#### The request
Search the entries below. Return every line that has "mode" in it.

#### Given records
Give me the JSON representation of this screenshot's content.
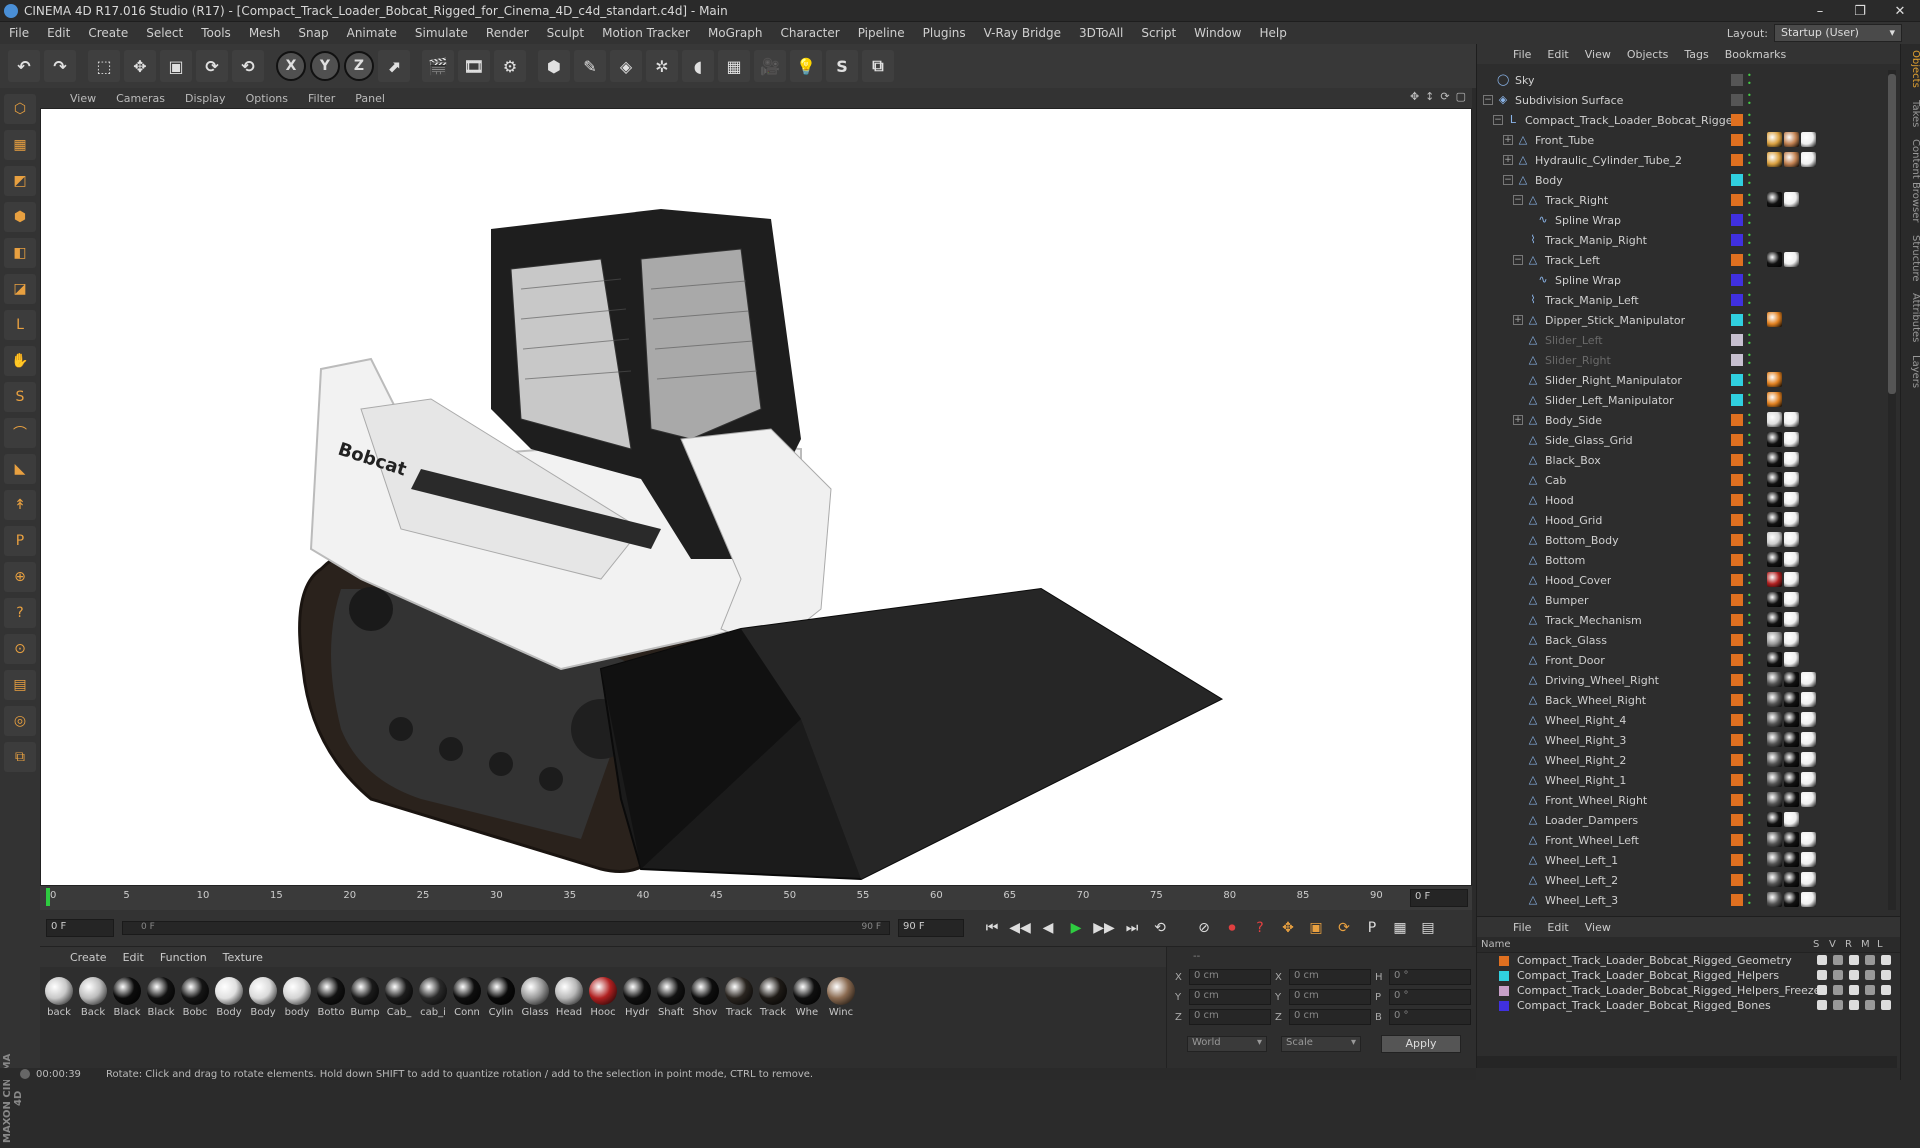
{
  "window": {
    "title": "CINEMA 4D R17.016 Studio (R17) - [Compact_Track_Loader_Bobcat_Rigged_for_Cinema_4D_c4d_standart.c4d] - Main",
    "controls": [
      "–",
      "❐",
      "✕"
    ]
  },
  "menubar": {
    "items": [
      "File",
      "Edit",
      "Create",
      "Select",
      "Tools",
      "Mesh",
      "Snap",
      "Animate",
      "Simulate",
      "Render",
      "Sculpt",
      "Motion Tracker",
      "MoGraph",
      "Character",
      "Pipeline",
      "Plugins",
      "V-Ray Bridge",
      "3DToAll",
      "Script",
      "Window",
      "Help"
    ],
    "layout_label": "Layout:",
    "layout_value": "Startup (User)"
  },
  "toolbar": {
    "buttons": [
      {
        "name": "undo",
        "glyph": "↶"
      },
      {
        "name": "redo",
        "glyph": "↷"
      },
      {
        "name": "live-select",
        "glyph": "⬚"
      },
      {
        "name": "move",
        "glyph": "✥"
      },
      {
        "name": "scale",
        "glyph": "▣"
      },
      {
        "name": "rotate",
        "glyph": "⟳"
      },
      {
        "name": "recent-tool",
        "glyph": "⟲"
      },
      {
        "name": "x-axis",
        "glyph": "X"
      },
      {
        "name": "y-axis",
        "glyph": "Y"
      },
      {
        "name": "z-axis",
        "glyph": "Z"
      },
      {
        "name": "coord-system",
        "glyph": "⬈"
      },
      {
        "name": "render-view",
        "glyph": "🎬"
      },
      {
        "name": "render-picture",
        "glyph": "🎞"
      },
      {
        "name": "render-settings",
        "glyph": "⚙"
      },
      {
        "name": "cube",
        "glyph": "⬢"
      },
      {
        "name": "pen",
        "glyph": "✎"
      },
      {
        "name": "subdivision",
        "glyph": "◈"
      },
      {
        "name": "array",
        "glyph": "✲"
      },
      {
        "name": "deformer",
        "glyph": "◖"
      },
      {
        "name": "floor",
        "glyph": "▦"
      },
      {
        "name": "camera",
        "glyph": "🎥"
      },
      {
        "name": "light",
        "glyph": "💡"
      },
      {
        "name": "script",
        "glyph": "S"
      },
      {
        "name": "python",
        "glyph": "⧉"
      }
    ]
  },
  "left_tools": [
    "⬡",
    "▦",
    "◩",
    "⬢",
    "◧",
    "◪",
    "L",
    "✋",
    "S",
    "⌒",
    "◣",
    "↟",
    "P",
    "⊕",
    "?",
    "⊙",
    "▤",
    "◎",
    "⧉"
  ],
  "left_brand": "MAXON CINEMA 4D",
  "viewport": {
    "menu": [
      "View",
      "Cameras",
      "Display",
      "Options",
      "Filter",
      "Panel"
    ],
    "nav_icons": [
      "✥",
      "↕",
      "⟳",
      "▢"
    ],
    "decal_text": "Bobcat"
  },
  "timeline": {
    "ticks": [
      "0",
      "5",
      "10",
      "15",
      "20",
      "25",
      "30",
      "35",
      "40",
      "45",
      "50",
      "55",
      "60",
      "65",
      "70",
      "75",
      "80",
      "85",
      "90"
    ],
    "end_field": "0 F"
  },
  "playbar": {
    "start_field": "0 F",
    "range_start": "0 F",
    "range_end": "90 F",
    "end_field": "90 F",
    "buttons": [
      "⏮",
      "◀◀",
      "◀",
      "▶",
      "▶▶",
      "⏭",
      "⟲"
    ],
    "key_buttons": [
      "⊘",
      "⏺",
      "?",
      "✥",
      "▣",
      "⟳",
      "P",
      "▦",
      "▤"
    ]
  },
  "materials": {
    "menu": [
      "Create",
      "Edit",
      "Function",
      "Texture"
    ],
    "items": [
      {
        "label": "back",
        "color": "#c8c8c8"
      },
      {
        "label": "Back",
        "color": "#bdbdbd"
      },
      {
        "label": "Black",
        "color": "#0c0c0c"
      },
      {
        "label": "Black",
        "color": "#111"
      },
      {
        "label": "Bobc",
        "color": "#151515"
      },
      {
        "label": "Body",
        "color": "#e0e0e0"
      },
      {
        "label": "Body",
        "color": "#dadada"
      },
      {
        "label": "body",
        "color": "#d4d4d4"
      },
      {
        "label": "Botto",
        "color": "#121212"
      },
      {
        "label": "Bump",
        "color": "#1a1a1a"
      },
      {
        "label": "Cab_",
        "color": "#1c1c1c"
      },
      {
        "label": "cab_i",
        "color": "#2a2a2a"
      },
      {
        "label": "Conn",
        "color": "#0e0e0e"
      },
      {
        "label": "Cylin",
        "color": "#0a0a0a"
      },
      {
        "label": "Glass",
        "color": "#9a9a9a"
      },
      {
        "label": "Head",
        "color": "#b8b8b8"
      },
      {
        "label": "Hooc",
        "color": "#b02020"
      },
      {
        "label": "Hydr",
        "color": "#101010"
      },
      {
        "label": "Shaft",
        "color": "#121212"
      },
      {
        "label": "Shov",
        "color": "#0d0d0d"
      },
      {
        "label": "Track",
        "color": "#2a2520"
      },
      {
        "label": "Track",
        "color": "#1e1a16"
      },
      {
        "label": "Whe",
        "color": "#0f0f0f"
      },
      {
        "label": "Winc",
        "color": "#8a6a50"
      }
    ]
  },
  "coords": {
    "rows": [
      {
        "a": "X",
        "av": "0 cm",
        "b": "X",
        "bv": "0 cm",
        "c": "H",
        "cv": "0 °"
      },
      {
        "a": "Y",
        "av": "0 cm",
        "b": "Y",
        "bv": "0 cm",
        "c": "P",
        "cv": "0 °"
      },
      {
        "a": "Z",
        "av": "0 cm",
        "b": "Z",
        "bv": "0 cm",
        "c": "B",
        "cv": "0 °"
      }
    ],
    "header": "--",
    "space": "World",
    "mode": "Scale",
    "apply": "Apply"
  },
  "status": {
    "time": "00:00:39",
    "message": "Rotate: Click and drag to rotate elements. Hold down SHIFT to add to quantize rotation / add to the selection in point mode, CTRL to remove."
  },
  "objects": {
    "menu": [
      "File",
      "Edit",
      "View",
      "Objects",
      "Tags",
      "Bookmarks"
    ],
    "rows": [
      {
        "name": "Sky",
        "depth": 0,
        "exp": "",
        "icon": "◯",
        "layer": "#555",
        "dim": false,
        "tags": []
      },
      {
        "name": "Subdivision Surface",
        "depth": 0,
        "exp": "−",
        "icon": "◈",
        "layer": "#555",
        "dim": false,
        "tags": []
      },
      {
        "name": "Compact_Track_Loader_Bobcat_Rigged",
        "depth": 1,
        "exp": "−",
        "icon": "L",
        "layer": "#e07020",
        "dim": false,
        "tags": []
      },
      {
        "name": "Front_Tube",
        "depth": 2,
        "exp": "+",
        "icon": "△",
        "layer": "#e07020",
        "dim": false,
        "tags": [
          "#d9a040",
          "#c08050",
          "#eee"
        ]
      },
      {
        "name": "Hydraulic_Cylinder_Tube_2",
        "depth": 2,
        "exp": "+",
        "icon": "△",
        "layer": "#e07020",
        "dim": false,
        "tags": [
          "#d9a040",
          "#c08050",
          "#eee"
        ]
      },
      {
        "name": "Body",
        "depth": 2,
        "exp": "−",
        "icon": "△",
        "layer": "#30d0e0",
        "dim": false,
        "tags": []
      },
      {
        "name": "Track_Right",
        "depth": 3,
        "exp": "−",
        "icon": "△",
        "layer": "#e07020",
        "dim": false,
        "tags": [
          "#111",
          "#eee"
        ]
      },
      {
        "name": "Spline Wrap",
        "depth": 4,
        "exp": "",
        "icon": "∿",
        "layer": "#4030e0",
        "dim": false,
        "tags": []
      },
      {
        "name": "Track_Manip_Right",
        "depth": 3,
        "exp": "",
        "icon": "⌇",
        "layer": "#4030e0",
        "dim": false,
        "tags": []
      },
      {
        "name": "Track_Left",
        "depth": 3,
        "exp": "−",
        "icon": "△",
        "layer": "#e07020",
        "dim": false,
        "tags": [
          "#111",
          "#eee"
        ]
      },
      {
        "name": "Spline Wrap",
        "depth": 4,
        "exp": "",
        "icon": "∿",
        "layer": "#4030e0",
        "dim": false,
        "tags": []
      },
      {
        "name": "Track_Manip_Left",
        "depth": 3,
        "exp": "",
        "icon": "⌇",
        "layer": "#4030e0",
        "dim": false,
        "tags": []
      },
      {
        "name": "Dipper_Stick_Manipulator",
        "depth": 3,
        "exp": "+",
        "icon": "△",
        "layer": "#30d0e0",
        "dim": false,
        "tags": [
          "#e08020"
        ]
      },
      {
        "name": "Slider_Left",
        "depth": 3,
        "exp": "",
        "icon": "△",
        "layer": "#c8c0d0",
        "dim": true,
        "tags": []
      },
      {
        "name": "Slider_Right",
        "depth": 3,
        "exp": "",
        "icon": "△",
        "layer": "#c8c0d0",
        "dim": true,
        "tags": []
      },
      {
        "name": "Slider_Right_Manipulator",
        "depth": 3,
        "exp": "",
        "icon": "△",
        "layer": "#30d0e0",
        "dim": false,
        "tags": [
          "#e08020"
        ]
      },
      {
        "name": "Slider_Left_Manipulator",
        "depth": 3,
        "exp": "",
        "icon": "△",
        "layer": "#30d0e0",
        "dim": false,
        "tags": [
          "#e08020"
        ]
      },
      {
        "name": "Body_Side",
        "depth": 3,
        "exp": "+",
        "icon": "△",
        "layer": "#e07020",
        "dim": false,
        "tags": [
          "#ddd",
          "#eee"
        ]
      },
      {
        "name": "Side_Glass_Grid",
        "depth": 3,
        "exp": "",
        "icon": "△",
        "layer": "#e07020",
        "dim": false,
        "tags": [
          "#111",
          "#eee"
        ]
      },
      {
        "name": "Black_Box",
        "depth": 3,
        "exp": "",
        "icon": "△",
        "layer": "#e07020",
        "dim": false,
        "tags": [
          "#111",
          "#eee"
        ]
      },
      {
        "name": "Cab",
        "depth": 3,
        "exp": "",
        "icon": "△",
        "layer": "#e07020",
        "dim": false,
        "tags": [
          "#111",
          "#eee"
        ]
      },
      {
        "name": "Hood",
        "depth": 3,
        "exp": "",
        "icon": "△",
        "layer": "#e07020",
        "dim": false,
        "tags": [
          "#111",
          "#eee"
        ]
      },
      {
        "name": "Hood_Grid",
        "depth": 3,
        "exp": "",
        "icon": "△",
        "layer": "#e07020",
        "dim": false,
        "tags": [
          "#111",
          "#eee"
        ]
      },
      {
        "name": "Bottom_Body",
        "depth": 3,
        "exp": "",
        "icon": "△",
        "layer": "#e07020",
        "dim": false,
        "tags": [
          "#ccc",
          "#eee"
        ]
      },
      {
        "name": "Bottom",
        "depth": 3,
        "exp": "",
        "icon": "△",
        "layer": "#e07020",
        "dim": false,
        "tags": [
          "#111",
          "#eee"
        ]
      },
      {
        "name": "Hood_Cover",
        "depth": 3,
        "exp": "",
        "icon": "△",
        "layer": "#e07020",
        "dim": false,
        "tags": [
          "#b02020",
          "#eee"
        ]
      },
      {
        "name": "Bumper",
        "depth": 3,
        "exp": "",
        "icon": "△",
        "layer": "#e07020",
        "dim": false,
        "tags": [
          "#111",
          "#eee"
        ]
      },
      {
        "name": "Track_Mechanism",
        "depth": 3,
        "exp": "",
        "icon": "△",
        "layer": "#e07020",
        "dim": false,
        "tags": [
          "#111",
          "#eee"
        ]
      },
      {
        "name": "Back_Glass",
        "depth": 3,
        "exp": "",
        "icon": "△",
        "layer": "#e07020",
        "dim": false,
        "tags": [
          "#999",
          "#eee"
        ]
      },
      {
        "name": "Front_Door",
        "depth": 3,
        "exp": "",
        "icon": "△",
        "layer": "#e07020",
        "dim": false,
        "tags": [
          "#111",
          "#eee"
        ]
      },
      {
        "name": "Driving_Wheel_Right",
        "depth": 3,
        "exp": "",
        "icon": "△",
        "layer": "#e07020",
        "dim": false,
        "tags": [
          "#555",
          "#111",
          "#eee"
        ]
      },
      {
        "name": "Back_Wheel_Right",
        "depth": 3,
        "exp": "",
        "icon": "△",
        "layer": "#e07020",
        "dim": false,
        "tags": [
          "#555",
          "#111",
          "#eee"
        ]
      },
      {
        "name": "Wheel_Right_4",
        "depth": 3,
        "exp": "",
        "icon": "△",
        "layer": "#e07020",
        "dim": false,
        "tags": [
          "#555",
          "#111",
          "#eee"
        ]
      },
      {
        "name": "Wheel_Right_3",
        "depth": 3,
        "exp": "",
        "icon": "△",
        "layer": "#e07020",
        "dim": false,
        "tags": [
          "#555",
          "#111",
          "#eee"
        ]
      },
      {
        "name": "Wheel_Right_2",
        "depth": 3,
        "exp": "",
        "icon": "△",
        "layer": "#e07020",
        "dim": false,
        "tags": [
          "#555",
          "#111",
          "#eee"
        ]
      },
      {
        "name": "Wheel_Right_1",
        "depth": 3,
        "exp": "",
        "icon": "△",
        "layer": "#e07020",
        "dim": false,
        "tags": [
          "#555",
          "#111",
          "#eee"
        ]
      },
      {
        "name": "Front_Wheel_Right",
        "depth": 3,
        "exp": "",
        "icon": "△",
        "layer": "#e07020",
        "dim": false,
        "tags": [
          "#555",
          "#111",
          "#eee"
        ]
      },
      {
        "name": "Loader_Dampers",
        "depth": 3,
        "exp": "",
        "icon": "△",
        "layer": "#e07020",
        "dim": false,
        "tags": [
          "#111",
          "#eee"
        ]
      },
      {
        "name": "Front_Wheel_Left",
        "depth": 3,
        "exp": "",
        "icon": "△",
        "layer": "#e07020",
        "dim": false,
        "tags": [
          "#555",
          "#111",
          "#eee"
        ]
      },
      {
        "name": "Wheel_Left_1",
        "depth": 3,
        "exp": "",
        "icon": "△",
        "layer": "#e07020",
        "dim": false,
        "tags": [
          "#555",
          "#111",
          "#eee"
        ]
      },
      {
        "name": "Wheel_Left_2",
        "depth": 3,
        "exp": "",
        "icon": "△",
        "layer": "#e07020",
        "dim": false,
        "tags": [
          "#555",
          "#111",
          "#eee"
        ]
      },
      {
        "name": "Wheel_Left_3",
        "depth": 3,
        "exp": "",
        "icon": "△",
        "layer": "#e07020",
        "dim": false,
        "tags": [
          "#555",
          "#111",
          "#eee"
        ]
      }
    ]
  },
  "layers": {
    "menu": [
      "File",
      "Edit",
      "View"
    ],
    "header": {
      "name": "Name",
      "s": "S",
      "v": "V",
      "r": "R",
      "m": "M",
      "l": "L"
    },
    "rows": [
      {
        "name": "Compact_Track_Loader_Bobcat_Rigged_Geometry",
        "color": "#e07020"
      },
      {
        "name": "Compact_Track_Loader_Bobcat_Rigged_Helpers",
        "color": "#30d0e0"
      },
      {
        "name": "Compact_Track_Loader_Bobcat_Rigged_Helpers_Freeze",
        "color": "#c8a0c8"
      },
      {
        "name": "Compact_Track_Loader_Bobcat_Rigged_Bones",
        "color": "#4030e0"
      }
    ]
  },
  "right_tabs": [
    "Objects",
    "Takes",
    "Content Browser",
    "Structure",
    "Attributes",
    "Layers"
  ]
}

#### Full answer
    "mode": "Scale",
    "message": "Rotate: Click and drag to rotate elements. Hold down SHIFT to add to quantize rotation / add to the selection in point mode, CTRL to remove."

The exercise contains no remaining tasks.